In the forum thread on OCBF shop detail checking, rewrite the stretch from "So, I've been" through "for the gusset.", changing "SEOR" to "engineer of record".

Start Selected excerpt

# OCBF Shop Detail Checking



## McEngr (Jun 26, 2012)

So, I've been checking some OCBF shop details and noticed one of the gusset plates not meeting the whitmore section criteria of 30 degrees from the leading bolt centerline as shown in section 9 of the MANUAL. I tried to explain that 23 degrees from the leading bolt will not cut it. The detailers defense is that the 30 degrees only has to be met on one side of the bolt line becuase there are 2 bolt lines shown in the detail on page 9-4. Anyone care to chime in on who's right? I told him that the SEOR (he's out of town at the moment) will have to calculate the gusset tension based on the lesser area (something already over his head), but wanted some other opinions out there. It should be noted that the OCBF's are rod braces, so it's tension only and not compression based design for the gusset.

Thanks.


----------



## McEngr (Jun 26, 2012)

I should also note that our firm is providing the shop drawing, so the detailer is a "structural designer", not an engineer.


----------



## kevo_55 (Jun 26, 2012)

I'd stick to your guns with 30 degrees and let the SEOR make the call.


----------



## dakota_79 (Jun 26, 2012)

What Kevo said. Onus is on the EOR to prove it works with the reduced section.


----------

End Selected excerpt
Start Dataset rows

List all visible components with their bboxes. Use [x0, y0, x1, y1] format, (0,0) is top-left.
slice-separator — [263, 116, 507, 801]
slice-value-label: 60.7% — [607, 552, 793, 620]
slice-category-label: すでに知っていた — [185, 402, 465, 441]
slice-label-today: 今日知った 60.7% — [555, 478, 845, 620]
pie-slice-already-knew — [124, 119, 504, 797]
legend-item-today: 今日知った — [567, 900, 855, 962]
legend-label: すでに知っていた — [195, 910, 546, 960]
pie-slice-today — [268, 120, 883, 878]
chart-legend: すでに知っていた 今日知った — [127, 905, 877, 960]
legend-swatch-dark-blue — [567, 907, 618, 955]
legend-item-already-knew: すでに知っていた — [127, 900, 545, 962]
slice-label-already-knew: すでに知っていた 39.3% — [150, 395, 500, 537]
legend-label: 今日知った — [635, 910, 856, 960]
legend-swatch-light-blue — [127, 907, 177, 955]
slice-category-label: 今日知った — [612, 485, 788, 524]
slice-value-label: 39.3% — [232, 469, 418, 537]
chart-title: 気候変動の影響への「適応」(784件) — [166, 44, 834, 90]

End Dataset rows

- [Solution to the problem]:
So, I've been checking some OCBF shop details and noticed one of the gusset plates not meeting the whitmore section criteria of 30 degrees from the leading bolt centerline as shown in section 9 of the MANUAL. I tried to explain that 23 degrees from the leading bolt will not cut it. The detailers defense is that the 30 degrees only has to be met on one side of the bolt line becuase there are 2 bolt lines shown in the detail on page 9-4. Anyone care to chime in on who's right? I told him that the engineer of record (he's out of town at the moment) will have to calculate the gusset tension based on the lesser area (something already over his head), but wanted some other opinions out there. It should be noted that the OCBF's are rod braces, so it's tension only and not compression based design for the gusset.